### SHORT EXERCISE
Lift out each line of the data that holds "content".

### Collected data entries

## Begin

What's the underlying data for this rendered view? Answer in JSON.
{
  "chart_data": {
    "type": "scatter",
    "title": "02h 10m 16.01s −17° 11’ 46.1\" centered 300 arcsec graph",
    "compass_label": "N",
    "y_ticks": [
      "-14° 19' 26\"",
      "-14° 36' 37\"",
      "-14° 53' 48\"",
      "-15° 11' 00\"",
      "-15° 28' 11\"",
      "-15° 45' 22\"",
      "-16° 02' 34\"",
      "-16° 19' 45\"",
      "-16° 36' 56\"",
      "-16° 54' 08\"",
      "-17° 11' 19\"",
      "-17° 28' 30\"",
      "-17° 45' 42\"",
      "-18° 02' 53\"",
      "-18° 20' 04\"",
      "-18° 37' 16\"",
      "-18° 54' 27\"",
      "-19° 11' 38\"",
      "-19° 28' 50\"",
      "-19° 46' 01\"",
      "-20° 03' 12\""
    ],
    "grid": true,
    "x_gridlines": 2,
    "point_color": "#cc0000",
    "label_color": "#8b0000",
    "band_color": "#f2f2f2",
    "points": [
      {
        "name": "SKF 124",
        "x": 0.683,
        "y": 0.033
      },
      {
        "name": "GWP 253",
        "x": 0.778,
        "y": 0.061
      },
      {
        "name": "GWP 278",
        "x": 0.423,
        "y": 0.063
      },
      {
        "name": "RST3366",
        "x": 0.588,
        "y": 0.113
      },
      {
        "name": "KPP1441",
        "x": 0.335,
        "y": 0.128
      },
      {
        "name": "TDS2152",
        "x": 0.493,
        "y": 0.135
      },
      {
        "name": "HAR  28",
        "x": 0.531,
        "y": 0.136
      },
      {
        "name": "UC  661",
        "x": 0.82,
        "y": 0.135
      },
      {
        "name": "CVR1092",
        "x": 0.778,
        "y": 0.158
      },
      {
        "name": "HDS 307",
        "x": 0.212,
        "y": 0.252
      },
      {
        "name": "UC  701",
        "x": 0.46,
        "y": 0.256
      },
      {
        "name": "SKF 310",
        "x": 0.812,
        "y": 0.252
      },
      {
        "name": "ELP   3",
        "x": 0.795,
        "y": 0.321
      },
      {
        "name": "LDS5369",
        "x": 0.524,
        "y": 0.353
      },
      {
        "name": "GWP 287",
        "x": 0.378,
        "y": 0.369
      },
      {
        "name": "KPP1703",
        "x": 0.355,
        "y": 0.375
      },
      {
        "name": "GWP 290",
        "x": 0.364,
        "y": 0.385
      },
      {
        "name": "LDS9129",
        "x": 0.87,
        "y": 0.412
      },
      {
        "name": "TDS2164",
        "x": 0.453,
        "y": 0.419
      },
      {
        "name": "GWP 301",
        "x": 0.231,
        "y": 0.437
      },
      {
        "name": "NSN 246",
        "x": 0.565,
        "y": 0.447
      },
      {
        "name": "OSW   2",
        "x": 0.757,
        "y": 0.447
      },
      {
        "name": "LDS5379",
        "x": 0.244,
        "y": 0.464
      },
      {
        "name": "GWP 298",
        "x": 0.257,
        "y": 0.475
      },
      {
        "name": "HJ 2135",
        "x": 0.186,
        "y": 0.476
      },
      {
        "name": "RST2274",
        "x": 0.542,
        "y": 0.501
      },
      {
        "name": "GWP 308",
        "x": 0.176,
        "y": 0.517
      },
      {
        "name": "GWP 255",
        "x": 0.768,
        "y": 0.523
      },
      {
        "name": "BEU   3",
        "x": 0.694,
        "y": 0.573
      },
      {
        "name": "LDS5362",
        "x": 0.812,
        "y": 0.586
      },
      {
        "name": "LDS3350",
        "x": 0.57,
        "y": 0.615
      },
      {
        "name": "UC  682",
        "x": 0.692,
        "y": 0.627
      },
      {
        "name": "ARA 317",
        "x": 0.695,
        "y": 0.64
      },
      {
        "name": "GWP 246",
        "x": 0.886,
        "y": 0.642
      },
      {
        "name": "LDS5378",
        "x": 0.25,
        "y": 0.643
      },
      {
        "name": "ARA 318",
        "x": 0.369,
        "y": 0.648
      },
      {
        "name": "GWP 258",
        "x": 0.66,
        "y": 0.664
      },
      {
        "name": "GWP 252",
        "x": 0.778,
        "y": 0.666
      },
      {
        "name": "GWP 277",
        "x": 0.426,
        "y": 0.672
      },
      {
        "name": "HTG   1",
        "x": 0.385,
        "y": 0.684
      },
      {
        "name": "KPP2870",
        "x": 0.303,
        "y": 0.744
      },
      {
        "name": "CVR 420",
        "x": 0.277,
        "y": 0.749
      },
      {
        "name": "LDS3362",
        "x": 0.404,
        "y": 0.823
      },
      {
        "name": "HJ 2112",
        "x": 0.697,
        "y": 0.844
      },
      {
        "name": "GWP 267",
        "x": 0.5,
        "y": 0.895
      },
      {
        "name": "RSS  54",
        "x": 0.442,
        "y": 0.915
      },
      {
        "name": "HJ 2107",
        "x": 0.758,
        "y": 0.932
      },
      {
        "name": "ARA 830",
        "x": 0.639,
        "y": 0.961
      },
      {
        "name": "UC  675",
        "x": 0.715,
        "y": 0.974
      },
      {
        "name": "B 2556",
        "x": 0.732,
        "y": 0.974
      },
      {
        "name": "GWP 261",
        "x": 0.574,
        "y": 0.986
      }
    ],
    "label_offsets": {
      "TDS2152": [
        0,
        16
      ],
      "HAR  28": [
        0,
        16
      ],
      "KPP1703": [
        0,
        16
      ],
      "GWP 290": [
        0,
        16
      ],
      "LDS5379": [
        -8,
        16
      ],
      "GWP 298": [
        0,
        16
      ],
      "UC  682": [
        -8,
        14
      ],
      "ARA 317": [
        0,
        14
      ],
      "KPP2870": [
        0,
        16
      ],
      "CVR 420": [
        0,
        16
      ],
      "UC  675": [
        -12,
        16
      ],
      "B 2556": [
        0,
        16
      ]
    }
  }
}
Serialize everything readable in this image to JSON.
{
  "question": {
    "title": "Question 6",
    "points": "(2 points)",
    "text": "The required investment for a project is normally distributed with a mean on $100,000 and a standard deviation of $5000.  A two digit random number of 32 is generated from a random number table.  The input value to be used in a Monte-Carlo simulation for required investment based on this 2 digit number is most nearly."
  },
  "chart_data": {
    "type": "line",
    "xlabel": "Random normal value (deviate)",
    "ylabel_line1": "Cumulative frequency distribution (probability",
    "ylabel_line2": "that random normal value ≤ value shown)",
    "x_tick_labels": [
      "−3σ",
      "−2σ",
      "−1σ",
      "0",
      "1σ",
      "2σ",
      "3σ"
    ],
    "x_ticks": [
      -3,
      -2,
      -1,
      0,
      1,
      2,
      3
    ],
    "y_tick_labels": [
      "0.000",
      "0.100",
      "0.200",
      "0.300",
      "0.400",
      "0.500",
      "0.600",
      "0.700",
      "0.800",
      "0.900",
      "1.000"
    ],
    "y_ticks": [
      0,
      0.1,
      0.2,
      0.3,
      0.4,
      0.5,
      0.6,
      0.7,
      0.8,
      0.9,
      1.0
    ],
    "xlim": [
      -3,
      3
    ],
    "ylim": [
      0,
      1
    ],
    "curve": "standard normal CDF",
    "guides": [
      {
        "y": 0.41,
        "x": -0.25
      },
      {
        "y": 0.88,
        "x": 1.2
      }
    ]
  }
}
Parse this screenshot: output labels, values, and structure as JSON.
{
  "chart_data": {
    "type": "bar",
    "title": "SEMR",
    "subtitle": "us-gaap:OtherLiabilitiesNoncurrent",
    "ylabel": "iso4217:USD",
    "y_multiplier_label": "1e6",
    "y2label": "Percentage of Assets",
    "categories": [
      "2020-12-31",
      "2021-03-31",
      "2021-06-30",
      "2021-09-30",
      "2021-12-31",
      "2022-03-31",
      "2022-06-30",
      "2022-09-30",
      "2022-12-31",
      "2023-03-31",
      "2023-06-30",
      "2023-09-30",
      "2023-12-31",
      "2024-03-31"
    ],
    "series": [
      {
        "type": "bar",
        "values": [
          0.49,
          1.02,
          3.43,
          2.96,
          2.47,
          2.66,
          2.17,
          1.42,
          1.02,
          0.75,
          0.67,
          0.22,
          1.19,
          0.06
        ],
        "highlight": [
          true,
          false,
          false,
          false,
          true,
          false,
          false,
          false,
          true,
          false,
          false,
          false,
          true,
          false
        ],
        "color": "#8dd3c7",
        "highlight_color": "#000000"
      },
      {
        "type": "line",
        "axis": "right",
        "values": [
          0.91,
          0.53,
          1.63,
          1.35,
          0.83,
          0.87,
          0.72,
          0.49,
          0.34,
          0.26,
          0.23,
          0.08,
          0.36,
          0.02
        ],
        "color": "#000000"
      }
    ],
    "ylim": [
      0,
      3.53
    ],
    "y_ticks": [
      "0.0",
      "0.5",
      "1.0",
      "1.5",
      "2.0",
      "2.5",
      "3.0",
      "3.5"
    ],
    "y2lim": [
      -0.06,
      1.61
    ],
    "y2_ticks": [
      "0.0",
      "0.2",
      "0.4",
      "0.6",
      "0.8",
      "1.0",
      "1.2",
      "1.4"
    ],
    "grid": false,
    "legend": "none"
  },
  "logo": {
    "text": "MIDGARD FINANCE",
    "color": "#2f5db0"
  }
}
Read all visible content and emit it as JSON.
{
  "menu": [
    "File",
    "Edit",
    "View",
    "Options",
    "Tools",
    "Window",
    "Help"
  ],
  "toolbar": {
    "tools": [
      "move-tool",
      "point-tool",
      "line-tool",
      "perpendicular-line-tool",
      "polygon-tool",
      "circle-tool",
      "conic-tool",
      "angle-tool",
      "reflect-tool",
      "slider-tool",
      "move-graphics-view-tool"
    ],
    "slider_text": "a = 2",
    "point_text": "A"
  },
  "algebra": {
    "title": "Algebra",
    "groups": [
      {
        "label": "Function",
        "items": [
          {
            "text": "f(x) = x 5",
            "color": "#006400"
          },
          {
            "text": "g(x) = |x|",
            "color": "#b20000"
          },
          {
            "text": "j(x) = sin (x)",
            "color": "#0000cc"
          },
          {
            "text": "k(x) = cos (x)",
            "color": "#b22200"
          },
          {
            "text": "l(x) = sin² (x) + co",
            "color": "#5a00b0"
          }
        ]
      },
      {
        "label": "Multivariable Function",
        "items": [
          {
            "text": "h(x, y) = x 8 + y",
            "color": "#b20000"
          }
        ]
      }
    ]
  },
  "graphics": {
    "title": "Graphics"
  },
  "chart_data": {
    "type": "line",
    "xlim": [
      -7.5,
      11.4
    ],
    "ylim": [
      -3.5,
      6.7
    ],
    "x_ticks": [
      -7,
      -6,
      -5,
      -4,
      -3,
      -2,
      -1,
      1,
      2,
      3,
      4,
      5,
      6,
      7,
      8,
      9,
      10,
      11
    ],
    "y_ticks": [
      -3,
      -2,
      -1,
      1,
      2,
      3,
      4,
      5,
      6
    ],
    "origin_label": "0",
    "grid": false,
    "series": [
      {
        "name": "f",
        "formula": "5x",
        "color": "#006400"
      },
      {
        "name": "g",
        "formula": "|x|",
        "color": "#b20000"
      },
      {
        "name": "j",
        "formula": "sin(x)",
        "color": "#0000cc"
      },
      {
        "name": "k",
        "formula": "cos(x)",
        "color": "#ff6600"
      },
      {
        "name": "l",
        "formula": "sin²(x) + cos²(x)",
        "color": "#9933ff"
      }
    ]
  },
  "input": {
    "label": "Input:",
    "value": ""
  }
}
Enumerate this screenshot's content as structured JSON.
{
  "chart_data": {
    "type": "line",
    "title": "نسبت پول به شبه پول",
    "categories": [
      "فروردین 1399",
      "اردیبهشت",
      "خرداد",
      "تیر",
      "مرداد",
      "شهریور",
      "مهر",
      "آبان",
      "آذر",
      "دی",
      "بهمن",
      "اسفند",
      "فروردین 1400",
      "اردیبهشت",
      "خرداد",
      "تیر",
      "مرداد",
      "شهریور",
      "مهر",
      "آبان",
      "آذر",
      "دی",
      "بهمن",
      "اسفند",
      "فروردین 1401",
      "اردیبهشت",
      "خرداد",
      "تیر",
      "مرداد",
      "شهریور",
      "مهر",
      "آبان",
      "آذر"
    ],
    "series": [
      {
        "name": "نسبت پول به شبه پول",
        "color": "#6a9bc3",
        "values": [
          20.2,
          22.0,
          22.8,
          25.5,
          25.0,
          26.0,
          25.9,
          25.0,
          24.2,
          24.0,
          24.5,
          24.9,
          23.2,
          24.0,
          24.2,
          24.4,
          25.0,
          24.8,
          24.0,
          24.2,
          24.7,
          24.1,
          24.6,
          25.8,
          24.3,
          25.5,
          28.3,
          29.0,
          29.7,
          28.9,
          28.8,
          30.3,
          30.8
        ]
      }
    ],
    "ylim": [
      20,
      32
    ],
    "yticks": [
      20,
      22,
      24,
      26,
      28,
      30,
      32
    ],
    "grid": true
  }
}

## End

### RESULT OF THIS EXERCISE
Read all visible content and emit it as JSON.
Enumerate this screenshot's content as structured JSON.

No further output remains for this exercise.